> **Stored records**:

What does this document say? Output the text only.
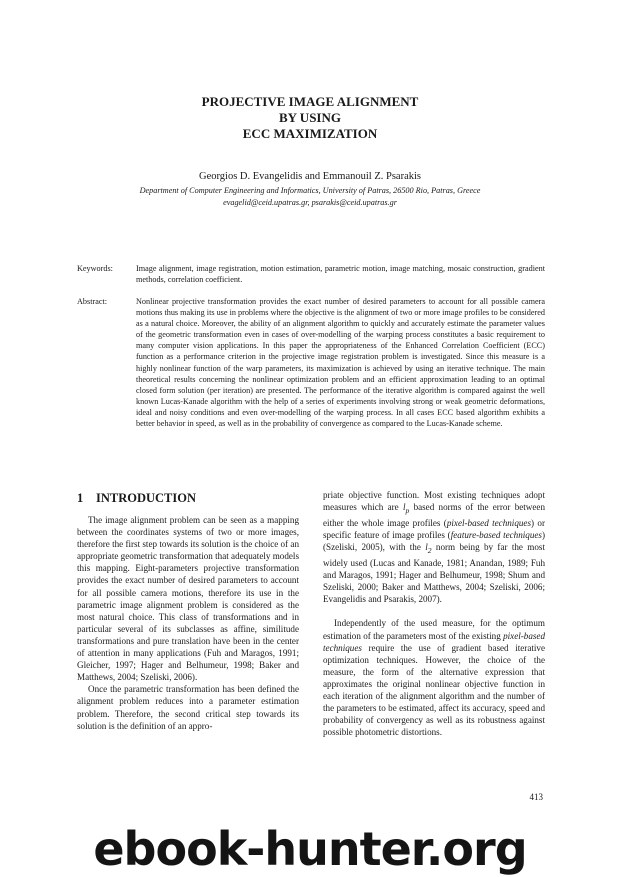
PROJECTIVE IMAGE ALIGNMENT
BY USING
ECC MAXIMIZATION
Georgios D. Evangelidis and Emmanouil Z. Psarakis
Department of Computer Engineering and Informatics, University of Patras, 26500 Rio, Patras, Greece
evagelid@ceid.upatras.gr, psarakis@ceid.upatras.gr
Keywords:	Image alignment, image registration, motion estimation, parametric motion, image matching, mosaic construction, gradient methods, correlation coefficient.
Abstract:	Nonlinear projective transformation provides the exact number of desired parameters to account for all possible camera motions thus making its use in problems where the objective is the alignment of two or more image profiles to be considered as a natural choice. Moreover, the ability of an alignment algorithm to quickly and accurately estimate the parameter values of the geometric transformation even in cases of over-modelling of the warping process constitutes a basic requirement to many computer vision applications. In this paper the appropriateness of the Enhanced Correlation Coefficient (ECC) function as a performance criterion in the projective image registration problem is investigated. Since this measure is a highly nonlinear function of the warp parameters, its maximization is achieved by using an iterative technique. The main theoretical results concerning the nonlinear optimization problem and an efficient approximation leading to an optimal closed form solution (per iteration) are presented. The performance of the iterative algorithm is compared against the well known Lucas-Kanade algorithm with the help of a series of experiments involving strong or weak geometric deformations, ideal and noisy conditions and even over-modelling of the warping process. In all cases ECC based algorithm exhibits a better behavior in speed, as well as in the probability of convergence as compared to the Lucas-Kanade scheme.
1 INTRODUCTION

The image alignment problem can be seen as a mapping between the coordinates systems of two or more images, therefore the first step towards its solution is the choice of an appropriate geometric transformation that adequately models this mapping. Eight-parameters projective transformation provides the exact number of desired parameters to account for all possible camera motions, therefore its use in the parametric image alignment problem is considered as the most natural choice. This class of transformations and in particular several of its subclasses as affine, similitude transformations and pure translation have been in the center of attention in many applications (Fuh and Maragos, 1991; Gleicher, 1997; Hager and Belhumeur, 1998; Baker and Matthews, 2004; Szeliski, 2006).

Once the parametric transformation has been defined the alignment problem reduces into a parameter estimation problem. Therefore, the second critical step towards its solution is the definition of an appro-

priate objective function. Most existing techniques adopt measures which are $l_p$ based norms of the error between either the whole image profiles (pixel-based techniques) or specific feature of image profiles (feature-based techniques) (Szeliski, 2005), with the $l_2$ norm being by far the most widely used (Lucas and Kanade, 1981; Anandan, 1989; Fuh and Maragos, 1991; Hager and Belhumeur, 1998; Shum and Szeliski, 2000; Baker and Matthews, 2004; Szeliski, 2006; Evangelidis and Psarakis, 2007).

Independently of the used measure, for the optimum estimation of the parameters most of the existing pixel-based techniques require the use of gradient based iterative optimization techniques. However, the choice of the measure, the form of the alternative expression that approximates the original nonlinear objective function in each iteration of the alignment algorithm and the number of the parameters to be estimated, affect its accuracy, speed and probability of convergency as well as its robustness against possible photometric distortions.

413
ebook-hunter.org
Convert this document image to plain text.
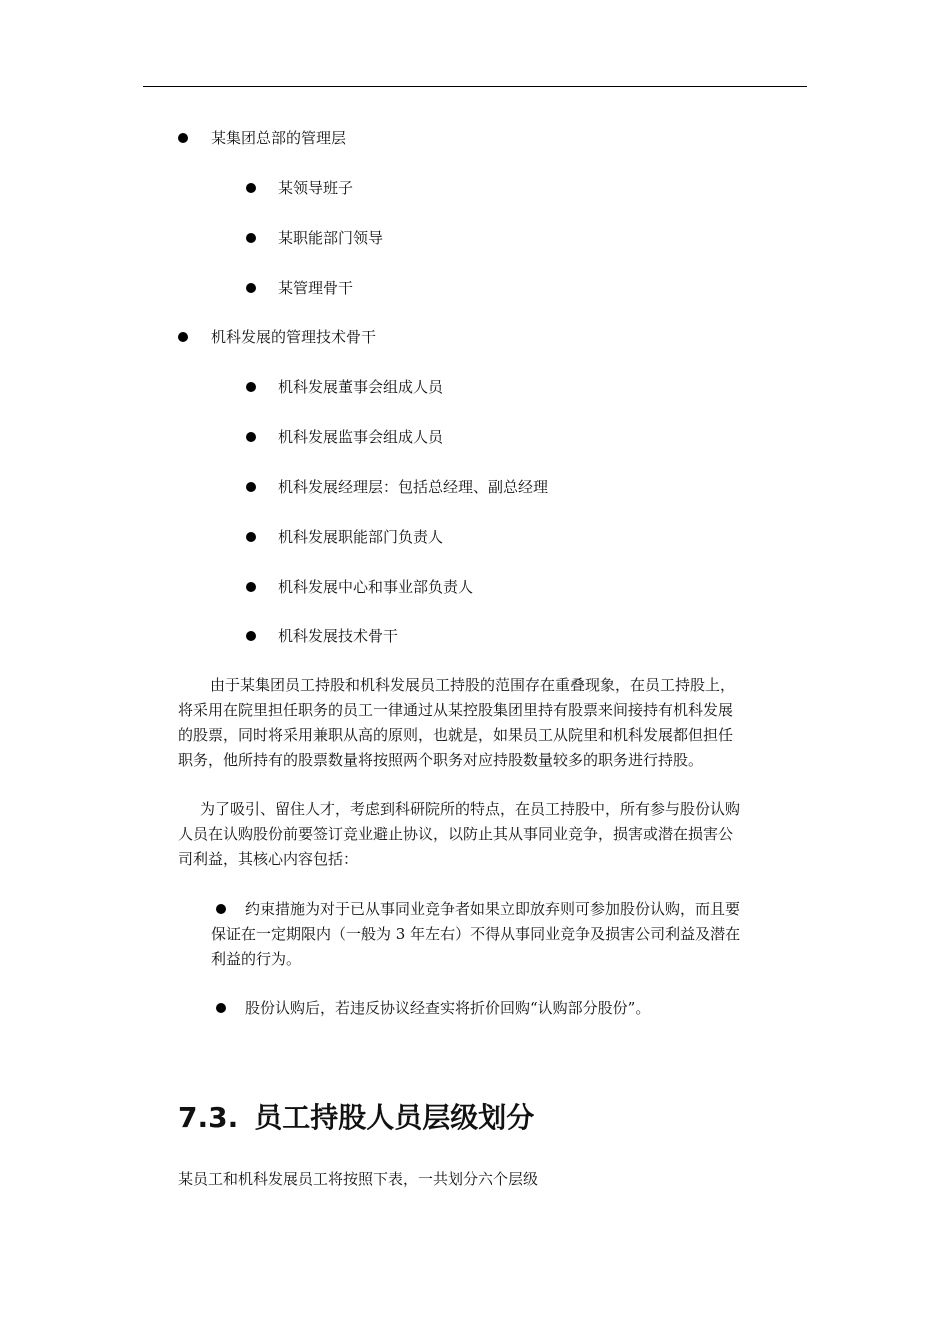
某集团总部的管理层
某领导班子
某职能部门领导
某管理骨干
机科发展的管理技术骨干
机科发展董事会组成人员
机科发展监事会组成人员
机科发展经理层：包括总经理、副总经理
机科发展职能部门负责人
机科发展中心和事业部负责人
机科发展技术骨干
由于某集团员工持股和机科发展员工持股的范围存在重叠现象，在员工持股上，
将采用在院里担任职务的员工一律通过从某控股集团里持有股票来间接持有机科发展
的股票，同时将采用兼职从高的原则，也就是，如果员工从院里和机科发展都但担任
职务，他所持有的股票数量将按照两个职务对应持股数量较多的职务进行持股。
为了吸引、留住人才，考虑到科研院所的特点，在员工持股中，所有参与股份认购
人员在认购股份前要签订竞业避止协议，以防止其从事同业竞争，损害或潜在损害公
司利益，其核心内容包括：
约束措施为对于已从事同业竞争者如果立即放弃则可参加股份认购，而且要
保证在一定期限内（一般为 3 年左右）不得从事同业竞争及损害公司利益及潜在
利益的行为。
股份认购后，若违反协议经查实将折价回购“认购部分股份”。
7.3. 员工持股人员层级划分
某员工和机科发展员工将按照下表，一共划分六个层级
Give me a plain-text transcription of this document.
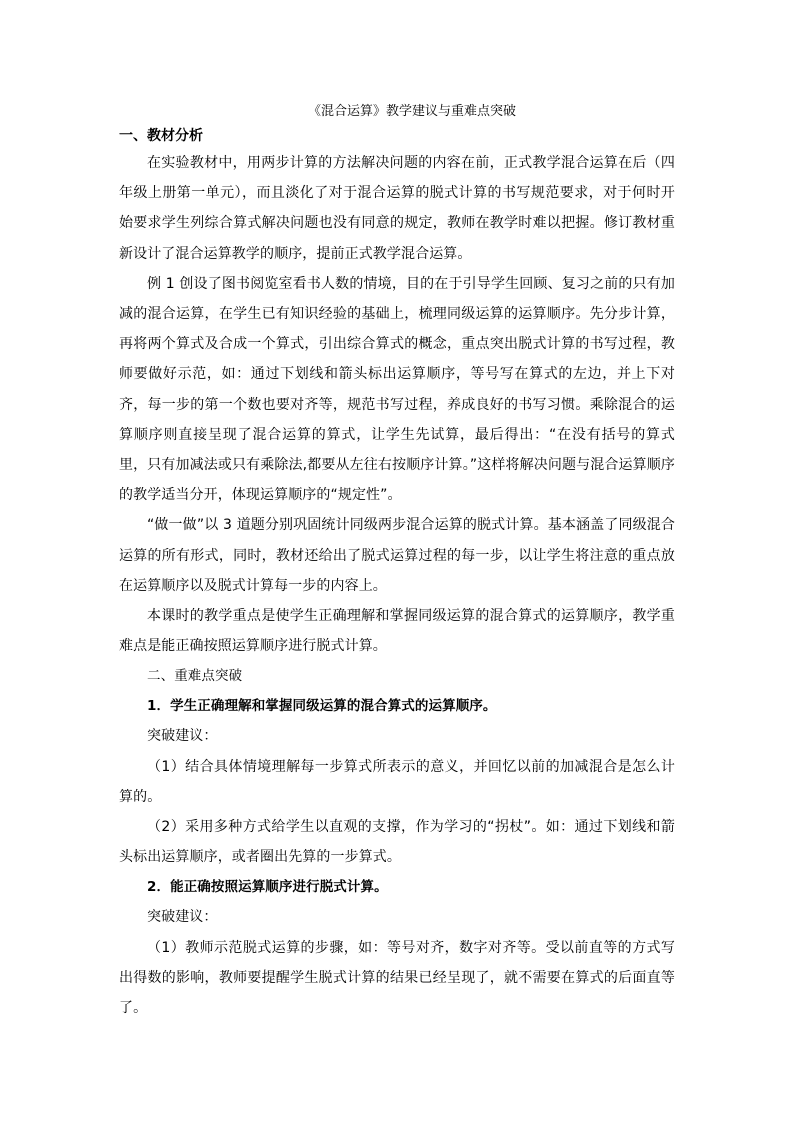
《混合运算》教学建议与重难点突破
一、教材分析

在实验教材中，用两步计算的方法解决问题的内容在前，正式教学混合运算在后（四年级上册第一单元），而且淡化了对于混合运算的脱式计算的书写规范要求，对于何时开始要求学生列综合算式解决问题也没有同意的规定，教师在教学时难以把握。修订教材重新设计了混合运算教学的顺序，提前正式教学混合运算。

例 1 创设了图书阅览室看书人数的情境，目的在于引导学生回顾、复习之前的只有加减的混合运算，在学生已有知识经验的基础上，梳理同级运算的运算顺序。先分步计算，再将两个算式及合成一个算式，引出综合算式的概念，重点突出脱式计算的书写过程，教师要做好示范，如：通过下划线和箭头标出运算顺序，等号写在算式的左边，并上下对齐，每一步的第一个数也要对齐等，规范书写过程，养成良好的书写习惯。乘除混合的运算顺序则直接呈现了混合运算的算式，让学生先试算，最后得出：“在没有括号的算式里，只有加减法或只有乘除法,都要从左往右按顺序计算。”这样将解决问题与混合运算顺序的教学适当分开，体现运算顺序的“规定性”。

“做一做”以 3 道题分别巩固统计同级两步混合运算的脱式计算。基本涵盖了同级混合运算的所有形式，同时，教材还给出了脱式运算过程的每一步，以让学生将注意的重点放在运算顺序以及脱式计算每一步的内容上。

本课时的教学重点是使学生正确理解和掌握同级运算的混合算式的运算顺序，教学重难点是能正确按照运算顺序进行脱式计算。

二、重难点突破
1．学生正确理解和掌握同级运算的混合算式的运算顺序。

突破建议：

（1）结合具体情境理解每一步算式所表示的意义，并回忆以前的加减混合是怎么计算的。

（2）采用多种方式给学生以直观的支撑，作为学习的“拐杖”。如：通过下划线和箭头标出运算顺序，或者圈出先算的一步算式。

2．能正确按照运算顺序进行脱式计算。

突破建议：

（1）教师示范脱式运算的步骤，如：等号对齐，数字对齐等。受以前直等的方式写出得数的影响，教师要提醒学生脱式计算的结果已经呈现了，就不需要在算式的后面直等了。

> **Stated task**:
Make an exact copy of every record, pictures excluded.

> **Result of the task**:
What does this document say? Output the text only.
PROJECTIVE IMAGE ALIGNMENT
BY USING
ECC MAXIMIZATION
Georgios D. Evangelidis and Emmanouil Z. Psarakis
Department of Computer Engineering and Informatics, University of Patras, 26500 Rio, Patras, Greece
evagelid@ceid.upatras.gr, psarakis@ceid.upatras.gr
Keywords:	Image alignment, image registration, motion estimation, parametric motion, image matching, mosaic construction, gradient methods, correlation coefficient.
Abstract:	Nonlinear projective transformation provides the exact number of desired parameters to account for all possible camera motions thus making its use in problems where the objective is the alignment of two or more image profiles to be considered as a natural choice. Moreover, the ability of an alignment algorithm to quickly and accurately estimate the parameter values of the geometric transformation even in cases of over-modelling of the warping process constitutes a basic requirement to many computer vision applications. In this paper the appropriateness of the Enhanced Correlation Coefficient (ECC) function as a performance criterion in the projective image registration problem is investigated. Since this measure is a highly nonlinear function of the warp parameters, its maximization is achieved by using an iterative technique. The main theoretical results concerning the nonlinear optimization problem and an efficient approximation leading to an optimal closed form solution (per iteration) are presented. The performance of the iterative algorithm is compared against the well known Lucas-Kanade algorithm with the help of a series of experiments involving strong or weak geometric deformations, ideal and noisy conditions and even over-modelling of the warping process. In all cases ECC based algorithm exhibits a better behavior in speed, as well as in the probability of convergence as compared to the Lucas-Kanade scheme.
1 INTRODUCTION

The image alignment problem can be seen as a mapping between the coordinates systems of two or more images, therefore the first step towards its solution is the choice of an appropriate geometric transformation that adequately models this mapping. Eight-parameters projective transformation provides the exact number of desired parameters to account for all possible camera motions, therefore its use in the parametric image alignment problem is considered as the most natural choice. This class of transformations and in particular several of its subclasses as affine, similitude transformations and pure translation have been in the center of attention in many applications (Fuh and Maragos, 1991; Gleicher, 1997; Hager and Belhumeur, 1998; Baker and Matthews, 2004; Szeliski, 2006).

Once the parametric transformation has been defined the alignment problem reduces into a parameter estimation problem. Therefore, the second critical step towards its solution is the definition of an appro-

priate objective function. Most existing techniques adopt measures which are $l_p$ based norms of the error between either the whole image profiles (pixel-based techniques) or specific feature of image profiles (feature-based techniques) (Szeliski, 2005), with the $l_2$ norm being by far the most widely used (Lucas and Kanade, 1981; Anandan, 1989; Fuh and Maragos, 1991; Hager and Belhumeur, 1998; Shum and Szeliski, 2000; Baker and Matthews, 2004; Szeliski, 2006; Evangelidis and Psarakis, 2007).

Independently of the used measure, for the optimum estimation of the parameters most of the existing pixel-based techniques require the use of gradient based iterative optimization techniques. However, the choice of the measure, the form of the alternative expression that approximates the original nonlinear objective function in each iteration of the alignment algorithm and the number of the parameters to be estimated, affect its accuracy, speed and probability of convergency as well as its robustness against possible photometric distortions.

413
ebook-hunter.org
Convert this document image to plain text.
某集团总部的管理层
某领导班子
某职能部门领导
某管理骨干
机科发展的管理技术骨干
机科发展董事会组成人员
机科发展监事会组成人员
机科发展经理层：包括总经理、副总经理
机科发展职能部门负责人
机科发展中心和事业部负责人
机科发展技术骨干
由于某集团员工持股和机科发展员工持股的范围存在重叠现象，在员工持股上，
将采用在院里担任职务的员工一律通过从某控股集团里持有股票来间接持有机科发展
的股票，同时将采用兼职从高的原则，也就是，如果员工从院里和机科发展都但担任
职务，他所持有的股票数量将按照两个职务对应持股数量较多的职务进行持股。
为了吸引、留住人才，考虑到科研院所的特点，在员工持股中，所有参与股份认购
人员在认购股份前要签订竞业避止协议，以防止其从事同业竞争，损害或潜在损害公
司利益，其核心内容包括：
约束措施为对于已从事同业竞争者如果立即放弃则可参加股份认购，而且要
保证在一定期限内（一般为 3 年左右）不得从事同业竞争及损害公司利益及潜在
利益的行为。
股份认购后，若违反协议经查实将折价回购“认购部分股份”。
7.3. 员工持股人员层级划分
某员工和机科发展员工将按照下表，一共划分六个层级
Give me a plain-text transcription of this document.
《混合运算》教学建议与重难点突破
一、教材分析

在实验教材中，用两步计算的方法解决问题的内容在前，正式教学混合运算在后（四年级上册第一单元），而且淡化了对于混合运算的脱式计算的书写规范要求，对于何时开始要求学生列综合算式解决问题也没有同意的规定，教师在教学时难以把握。修订教材重新设计了混合运算教学的顺序，提前正式教学混合运算。

例 1 创设了图书阅览室看书人数的情境，目的在于引导学生回顾、复习之前的只有加减的混合运算，在学生已有知识经验的基础上，梳理同级运算的运算顺序。先分步计算，再将两个算式及合成一个算式，引出综合算式的概念，重点突出脱式计算的书写过程，教师要做好示范，如：通过下划线和箭头标出运算顺序，等号写在算式的左边，并上下对齐，每一步的第一个数也要对齐等，规范书写过程，养成良好的书写习惯。乘除混合的运算顺序则直接呈现了混合运算的算式，让学生先试算，最后得出：“在没有括号的算式里，只有加减法或只有乘除法,都要从左往右按顺序计算。”这样将解决问题与混合运算顺序的教学适当分开，体现运算顺序的“规定性”。

“做一做”以 3 道题分别巩固统计同级两步混合运算的脱式计算。基本涵盖了同级混合运算的所有形式，同时，教材还给出了脱式运算过程的每一步，以让学生将注意的重点放在运算顺序以及脱式计算每一步的内容上。

本课时的教学重点是使学生正确理解和掌握同级运算的混合算式的运算顺序，教学重难点是能正确按照运算顺序进行脱式计算。

二、重难点突破
1．学生正确理解和掌握同级运算的混合算式的运算顺序。

突破建议：

（1）结合具体情境理解每一步算式所表示的意义，并回忆以前的加减混合是怎么计算的。

（2）采用多种方式给学生以直观的支撑，作为学习的“拐杖”。如：通过下划线和箭头标出运算顺序，或者圈出先算的一步算式。

2．能正确按照运算顺序进行脱式计算。

突破建议：

（1）教师示范脱式运算的步骤，如：等号对齐，数字对齐等。受以前直等的方式写出得数的影响，教师要提醒学生脱式计算的结果已经呈现了，就不需要在算式的后面直等了。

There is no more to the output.